##### Extracted information #####

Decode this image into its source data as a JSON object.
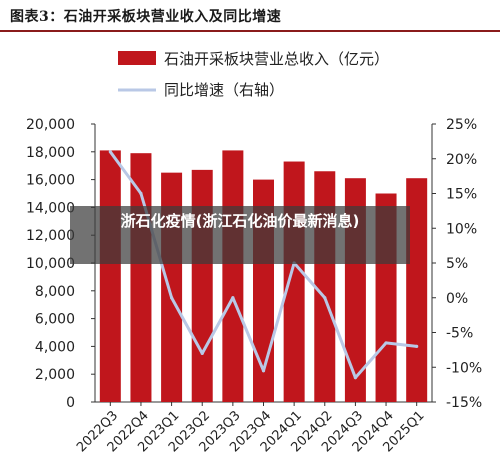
{
  "header": {
    "title": "图表3：石油开采板块营业收入及同比增速"
  },
  "overlay": {
    "text": "浙石化疫情(浙江石化油价最新消息)"
  },
  "colors": {
    "bar": "#c0161c",
    "line": "#b9c8e6",
    "title_rule": "#8a1b1b"
  },
  "chart_data": {
    "type": "bar",
    "categories": [
      "2022Q3",
      "2022Q4",
      "2023Q1",
      "2023Q2",
      "2023Q3",
      "2023Q4",
      "2024Q1",
      "2024Q2",
      "2024Q3",
      "2024Q4",
      "2025Q1"
    ],
    "series": [
      {
        "name": "石油开采板块营业总收入（亿元）",
        "type": "bar",
        "axis": "left",
        "values": [
          18100,
          17900,
          16500,
          16700,
          18100,
          16000,
          17300,
          16600,
          16100,
          15000,
          16100
        ]
      },
      {
        "name": "同比增速（右轴）",
        "type": "line",
        "axis": "right",
        "values": [
          21,
          15,
          0,
          -8,
          0,
          -10.5,
          5,
          0,
          -11.5,
          -6.5,
          -7
        ]
      }
    ],
    "y_left": {
      "min": 0,
      "max": 20000,
      "ticks": [
        "0",
        "2,000",
        "4,000",
        "6,000",
        "8,000",
        "10,000",
        "12,000",
        "14,000",
        "16,000",
        "18,000",
        "20,000"
      ]
    },
    "y_right": {
      "min": -15,
      "max": 25,
      "ticks": [
        "-15%",
        "-10%",
        "-5%",
        "0%",
        "5%",
        "10%",
        "15%",
        "20%",
        "25%"
      ]
    },
    "legend_position": "top"
  }
}
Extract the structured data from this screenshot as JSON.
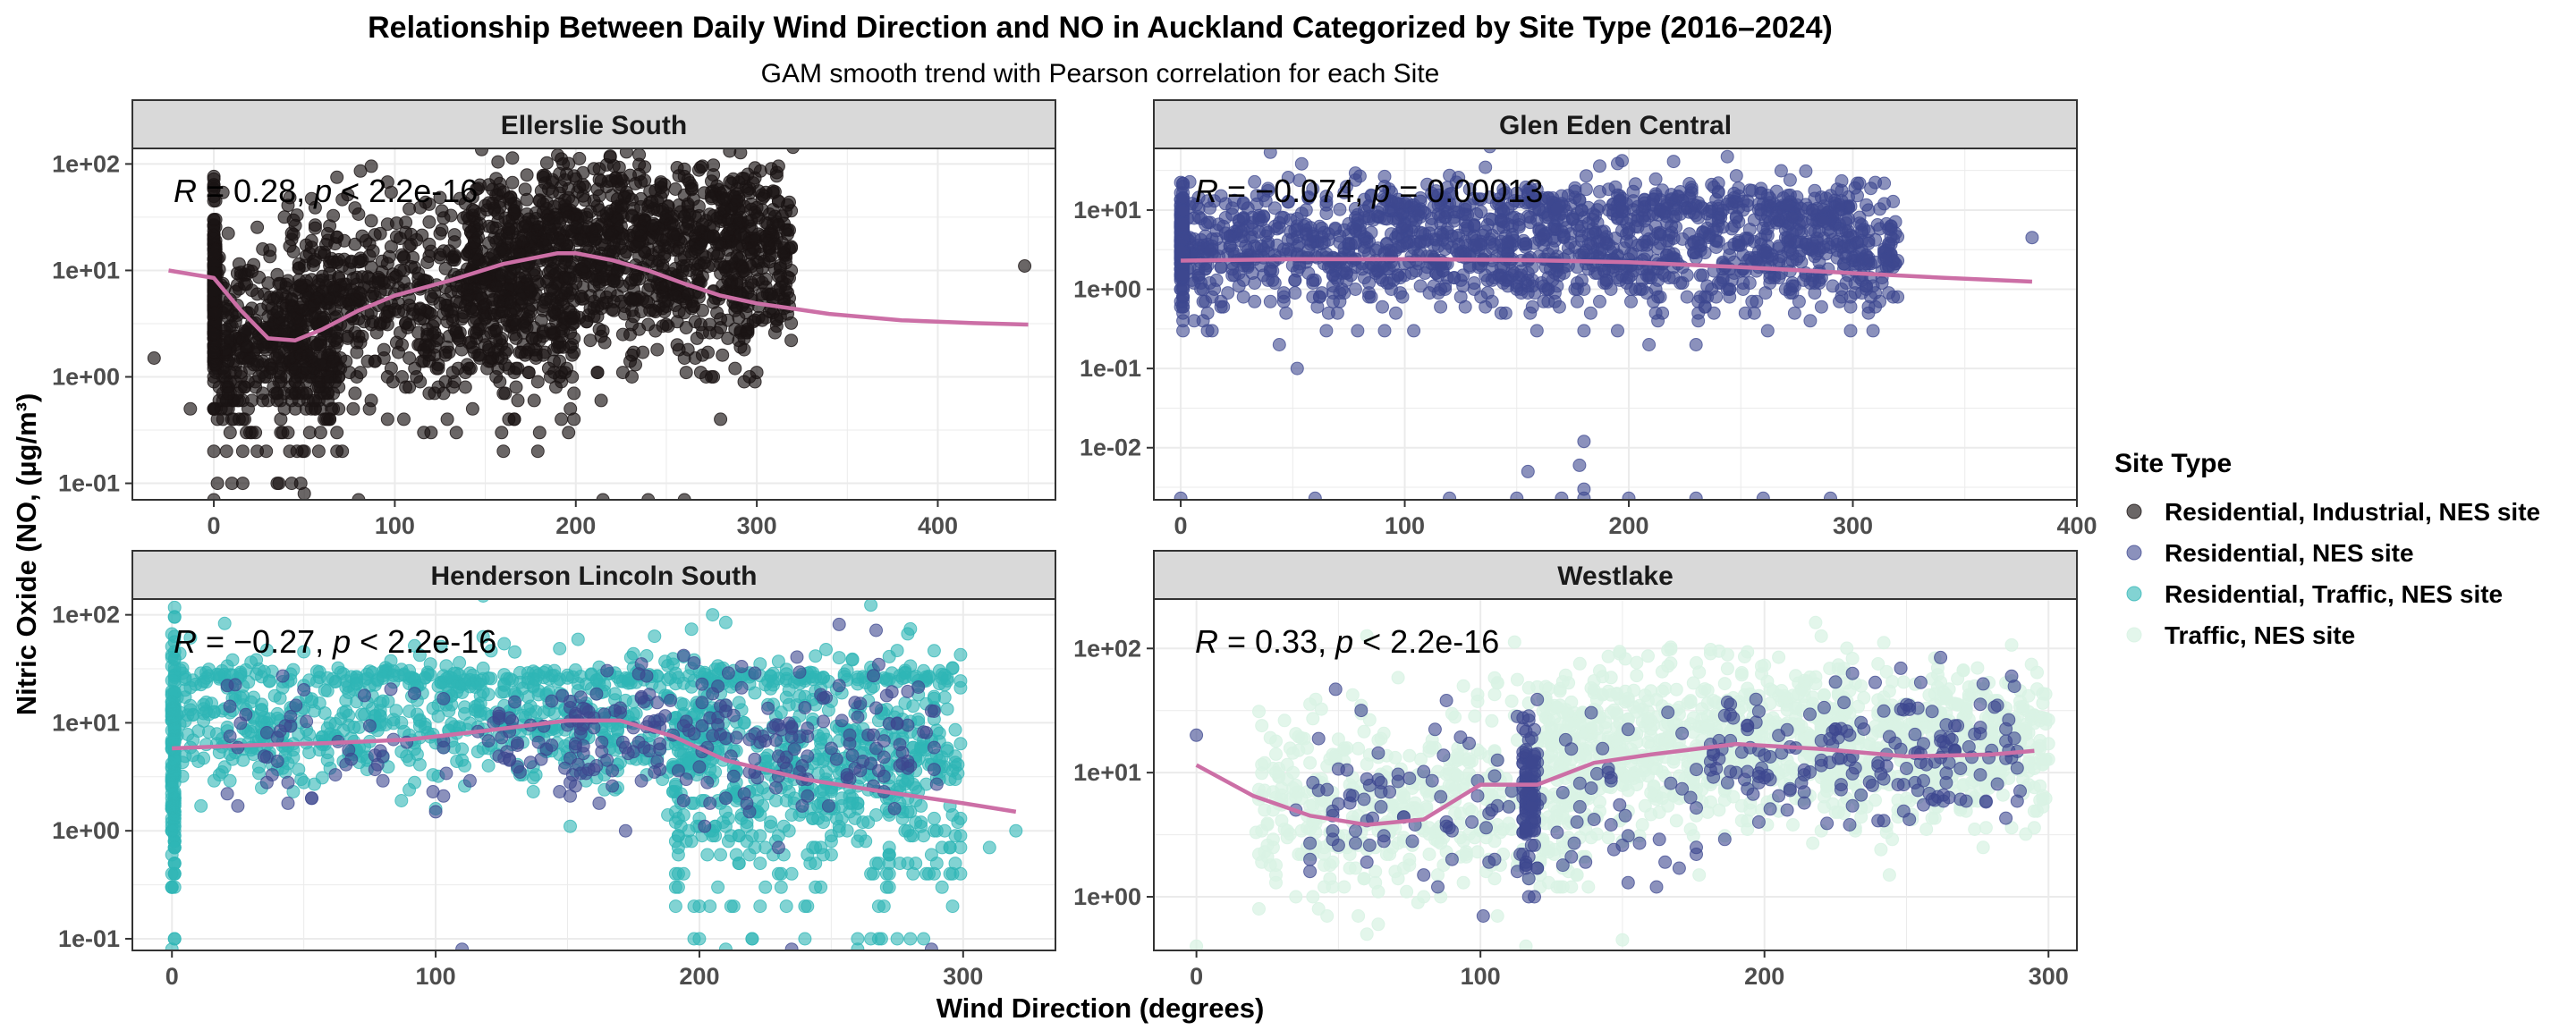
{
  "chart_data": {
    "type": "scatter",
    "title": "Relationship Between Daily Wind Direction and  NO  in Auckland Categorized by Site Type (2016–2024)",
    "subtitle": "GAM smooth trend with Pearson correlation for each Site",
    "xlabel": "Wind Direction (degrees)",
    "ylabel": "Nitric Oxide (NO, (µg/m³)",
    "y_scale": "log10",
    "grid": true,
    "legend": {
      "title": "Site Type",
      "placement": "right",
      "entries": [
        {
          "label": "Residential, Industrial, NES site",
          "color": "#1a1414",
          "opacity": 0.65
        },
        {
          "label": "Residential, NES site",
          "color": "#3d4890",
          "opacity": 0.6
        },
        {
          "label": "Residential, Traffic, NES site",
          "color": "#2fb5b5",
          "opacity": 0.6
        },
        {
          "label": "Traffic, NES site",
          "color": "#d9f3e4",
          "opacity": 0.75
        }
      ]
    },
    "smooth_color": "#cc6fa6",
    "panels": [
      {
        "name": "Ellerslie South",
        "xlim": [
          -45,
          465
        ],
        "ylim": [
          0.07,
          140
        ],
        "xticks": [
          0,
          100,
          200,
          300,
          400
        ],
        "yticks": [
          0.1,
          1,
          10,
          100
        ],
        "ytick_labels": [
          "1e-01",
          "1e+00",
          "1e+01",
          "1e+02"
        ],
        "stat": {
          "R": "0.28",
          "p": "< 2.2e-16"
        },
        "smooth": {
          "x": [
            -25,
            0,
            15,
            30,
            45,
            60,
            80,
            100,
            130,
            160,
            190,
            200,
            220,
            240,
            260,
            280,
            300,
            340,
            380,
            420,
            450
          ],
          "y": [
            10,
            8.5,
            4.2,
            2.3,
            2.2,
            2.8,
            4.2,
            5.8,
            8,
            11.5,
            14.5,
            14.5,
            12.5,
            10,
            7.5,
            5.8,
            4.9,
            3.9,
            3.4,
            3.2,
            3.1
          ]
        },
        "series": [
          {
            "site_type": "Residential, Industrial, NES site",
            "count": 2600,
            "clusters": [
              {
                "weight": 0.38,
                "x": [
                  140,
                  320
                ],
                "logmu": 1.1,
                "logsd": 0.45
              },
              {
                "weight": 0.28,
                "x": [
                  40,
                  200
                ],
                "logmu": 0.65,
                "logsd": 0.5
              },
              {
                "weight": 0.18,
                "x": [
                  0,
                  70
                ],
                "logmu": 0.3,
                "logsd": 0.45
              },
              {
                "weight": 0.08,
                "x": [
                  0,
                  0.8
                ],
                "logmu": 0.75,
                "logsd": 0.45
              },
              {
                "weight": 0.08,
                "x": [
                  180,
                  300
                ],
                "logmu": 1.55,
                "logsd": 0.25
              }
            ],
            "extra_points": [
              [
                -33,
                1.5
              ],
              [
                -13,
                0.5
              ],
              [
                448,
                11
              ],
              [
                0,
                0.07
              ],
              [
                10,
                0.1
              ],
              [
                50,
                0.08
              ],
              [
                80,
                0.07
              ],
              [
                215,
                0.07
              ],
              [
                240,
                0.07
              ],
              [
                260,
                0.07
              ]
            ]
          }
        ]
      },
      {
        "name": "Glen Eden Central",
        "xlim": [
          -12,
          400
        ],
        "ylim": [
          0.0022,
          60
        ],
        "xticks": [
          0,
          100,
          200,
          300,
          400
        ],
        "yticks": [
          0.01,
          0.1,
          1,
          10
        ],
        "ytick_labels": [
          "1e-02",
          "1e-01",
          "1e+00",
          "1e+01"
        ],
        "stat": {
          "R": "−0.074",
          "p": "0.00013"
        },
        "smooth": {
          "x": [
            0,
            50,
            100,
            150,
            200,
            250,
            300,
            340,
            380
          ],
          "y": [
            2.3,
            2.4,
            2.4,
            2.35,
            2.2,
            1.9,
            1.6,
            1.4,
            1.25
          ]
        },
        "series": [
          {
            "site_type": "Residential, NES site",
            "count": 1900,
            "clusters": [
              {
                "weight": 0.75,
                "x": [
                  0,
                  320
                ],
                "logmu": 0.5,
                "logsd": 0.4
              },
              {
                "weight": 0.1,
                "x": [
                  0,
                  1.5
                ],
                "logmu": 0.5,
                "logsd": 0.4
              },
              {
                "weight": 0.15,
                "x": [
                  80,
                  300
                ],
                "logmu": 1.05,
                "logsd": 0.12
              }
            ],
            "extra_points": [
              [
                0,
                0.0023
              ],
              [
                60,
                0.0023
              ],
              [
                120,
                0.0023
              ],
              [
                150,
                0.0023
              ],
              [
                170,
                0.0023
              ],
              [
                180,
                0.0023
              ],
              [
                200,
                0.0023
              ],
              [
                230,
                0.0023
              ],
              [
                260,
                0.0023
              ],
              [
                290,
                0.0023
              ],
              [
                380,
                4.5
              ],
              [
                155,
                0.005
              ],
              [
                178,
                0.006
              ],
              [
                180,
                0.012
              ],
              [
                197,
                42
              ],
              [
                180,
                0.003
              ]
            ]
          }
        ]
      },
      {
        "name": "Henderson Lincoln South",
        "xlim": [
          -15,
          335
        ],
        "ylim": [
          0.078,
          140
        ],
        "xticks": [
          0,
          100,
          200,
          300
        ],
        "yticks": [
          0.1,
          1,
          10,
          100
        ],
        "ytick_labels": [
          "1e-01",
          "1e+00",
          "1e+01",
          "1e+02"
        ],
        "stat": {
          "R": "−0.27",
          "p": "< 2.2e-16"
        },
        "smooth": {
          "x": [
            0,
            30,
            60,
            90,
            120,
            150,
            170,
            190,
            210,
            240,
            270,
            300,
            320
          ],
          "y": [
            5.8,
            6.2,
            6.5,
            7,
            8.5,
            10.5,
            10.5,
            7.5,
            4.5,
            3,
            2.3,
            1.8,
            1.5
          ]
        },
        "series": [
          {
            "site_type": "Residential, Traffic, NES site",
            "count": 1700,
            "clusters": [
              {
                "weight": 0.4,
                "x": [
                  0,
                  210
                ],
                "logmu": 1.0,
                "logsd": 0.32
              },
              {
                "weight": 0.35,
                "x": [
                  190,
                  300
                ],
                "logmu": 0.45,
                "logsd": 0.55
              },
              {
                "weight": 0.1,
                "x": [
                  0,
                  1.2
                ],
                "logmu": 0.7,
                "logsd": 0.6
              },
              {
                "weight": 0.15,
                "x": [
                  0,
                  300
                ],
                "logmu": 1.42,
                "logsd": 0.05
              }
            ],
            "extra_points": [
              [
                205,
                100
              ],
              [
                310,
                0.7
              ],
              [
                320,
                1.0
              ],
              [
                200,
                0.1
              ],
              [
                220,
                0.1
              ],
              [
                240,
                0.1
              ],
              [
                260,
                0.1
              ],
              [
                280,
                0.1
              ],
              [
                0,
                0.08
              ],
              [
                210,
                0.08
              ],
              [
                260,
                0.08
              ]
            ]
          },
          {
            "site_type": "Residential, NES site",
            "count": 300,
            "clusters": [
              {
                "weight": 0.6,
                "x": [
                  150,
                  290
                ],
                "logmu": 0.9,
                "logsd": 0.35
              },
              {
                "weight": 0.4,
                "x": [
                  20,
                  200
                ],
                "logmu": 0.8,
                "logsd": 0.3
              }
            ],
            "extra_points": [
              [
                110,
                0.08
              ],
              [
                235,
                0.08
              ],
              [
                288,
                0.08
              ]
            ]
          }
        ]
      },
      {
        "name": "Westlake",
        "xlim": [
          -15,
          310
        ],
        "ylim": [
          0.37,
          250
        ],
        "xticks": [
          0,
          100,
          200,
          300
        ],
        "yticks": [
          1,
          10,
          100
        ],
        "ytick_labels": [
          "1e+00",
          "1e+01",
          "1e+02"
        ],
        "stat": {
          "R": "0.33",
          "p": "< 2.2e-16"
        },
        "smooth": {
          "x": [
            0,
            20,
            40,
            60,
            80,
            100,
            120,
            140,
            160,
            190,
            220,
            250,
            280,
            295
          ],
          "y": [
            11.5,
            6.5,
            4.5,
            3.8,
            4.2,
            8,
            8,
            12,
            14,
            17,
            15.5,
            13.5,
            14,
            15
          ]
        },
        "series": [
          {
            "site_type": "Traffic, NES site",
            "count": 1700,
            "clusters": [
              {
                "weight": 0.7,
                "x": [
                  120,
                  300
                ],
                "logmu": 1.25,
                "logsd": 0.33
              },
              {
                "weight": 0.3,
                "x": [
                  20,
                  140
                ],
                "logmu": 0.75,
                "logsd": 0.4
              }
            ],
            "extra_points": [
              [
                0,
                0.4
              ],
              [
                60,
                0.5
              ],
              [
                150,
                0.45
              ]
            ]
          },
          {
            "site_type": "Residential, NES site",
            "count": 420,
            "clusters": [
              {
                "weight": 0.45,
                "x": [
                  180,
                  290
                ],
                "logmu": 1.1,
                "logsd": 0.28
              },
              {
                "weight": 0.3,
                "x": [
                  30,
                  180
                ],
                "logmu": 0.75,
                "logsd": 0.35
              },
              {
                "weight": 0.25,
                "x": [
                  115,
                  120
                ],
                "logmu": 0.8,
                "logsd": 0.35
              }
            ],
            "extra_points": [
              [
                0,
                20
              ]
            ]
          }
        ]
      }
    ]
  }
}
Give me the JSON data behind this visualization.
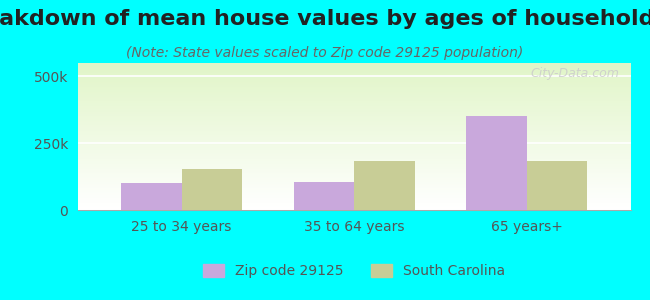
{
  "title": "Breakdown of mean house values by ages of householders",
  "subtitle": "(Note: State values scaled to Zip code 29125 population)",
  "categories": [
    "25 to 34 years",
    "35 to 64 years",
    "65 years+"
  ],
  "zip_values": [
    100000,
    105000,
    350000
  ],
  "state_values": [
    155000,
    185000,
    185000
  ],
  "zip_color": "#c9a8dc",
  "state_color": "#c8cd96",
  "ylim": [
    0,
    550000
  ],
  "ytick_labels": [
    "0",
    "250k",
    "500k"
  ],
  "ytick_values": [
    0,
    250000,
    500000
  ],
  "bar_width": 0.35,
  "background_color": "#00ffff",
  "legend_zip_label": "Zip code 29125",
  "legend_state_label": "South Carolina",
  "watermark": "City-Data.com",
  "title_fontsize": 16,
  "subtitle_fontsize": 10,
  "tick_fontsize": 10,
  "legend_fontsize": 10
}
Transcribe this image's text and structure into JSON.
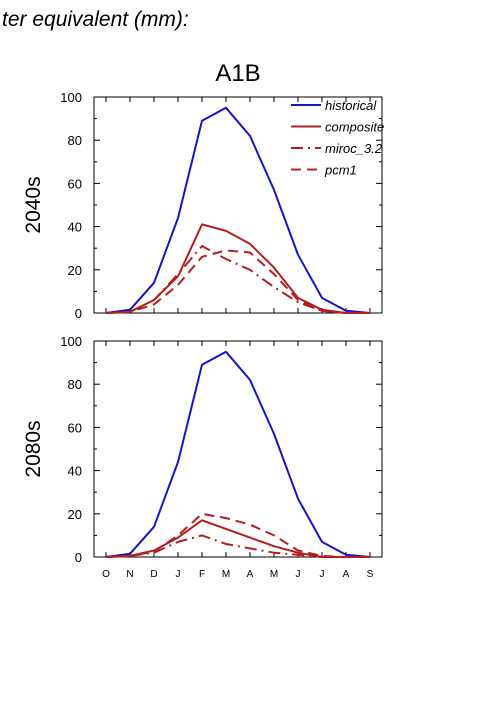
{
  "heading": "ter equivalent (mm):",
  "chart_data": [
    {
      "type": "line",
      "title": "A1B",
      "ylabel": "2040s",
      "xlabel": "",
      "categories": [
        "O",
        "N",
        "D",
        "J",
        "F",
        "M",
        "A",
        "M",
        "J",
        "J",
        "A",
        "S"
      ],
      "ylim": [
        0,
        100
      ],
      "yticks": [
        0,
        20,
        40,
        60,
        80,
        100
      ],
      "grid": false,
      "legend_position": "top-right",
      "series": [
        {
          "name": "historical",
          "color": "#1414c8",
          "dash": "solid",
          "values": [
            0,
            1.5,
            14,
            44,
            89,
            95,
            82,
            57,
            27,
            7,
            1,
            0
          ]
        },
        {
          "name": "composite",
          "color": "#b41e1e",
          "dash": "solid",
          "values": [
            0,
            0.5,
            6,
            17,
            41,
            38,
            32,
            21,
            7,
            1.5,
            0,
            0
          ]
        },
        {
          "name": "miroc_3.2",
          "color": "#b41e1e",
          "dash": "dashdot",
          "values": [
            0,
            0.5,
            6,
            18,
            31,
            25,
            20,
            12,
            5,
            1,
            0,
            0
          ]
        },
        {
          "name": "pcm1",
          "color": "#b41e1e",
          "dash": "dash",
          "values": [
            0,
            0.5,
            4,
            13,
            26,
            29,
            28,
            18,
            6,
            1,
            0,
            0
          ]
        }
      ]
    },
    {
      "type": "line",
      "title": "",
      "ylabel": "2080s",
      "xlabel": "",
      "categories": [
        "O",
        "N",
        "D",
        "J",
        "F",
        "M",
        "A",
        "M",
        "J",
        "J",
        "A",
        "S"
      ],
      "ylim": [
        0,
        100
      ],
      "yticks": [
        0,
        20,
        40,
        60,
        80,
        100
      ],
      "grid": false,
      "series": [
        {
          "name": "historical",
          "color": "#1414c8",
          "dash": "solid",
          "values": [
            0,
            1.5,
            14,
            44,
            89,
            95,
            82,
            57,
            27,
            7,
            1,
            0
          ]
        },
        {
          "name": "composite",
          "color": "#b41e1e",
          "dash": "solid",
          "values": [
            0,
            0.5,
            3,
            9,
            17,
            13,
            9,
            5,
            2,
            0,
            0,
            0
          ]
        },
        {
          "name": "miroc_3.2",
          "color": "#b41e1e",
          "dash": "dashdot",
          "values": [
            0,
            0.5,
            2,
            7,
            10,
            6,
            4,
            2,
            1,
            0,
            0,
            0
          ]
        },
        {
          "name": "pcm1",
          "color": "#b41e1e",
          "dash": "dash",
          "values": [
            0,
            0.5,
            2.5,
            10,
            20,
            18,
            15,
            10,
            3,
            0.5,
            0,
            0
          ]
        }
      ]
    }
  ]
}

#####

Each line containing "into" counts once; state the total number of such lines and nothing else.

**Problem solution**
2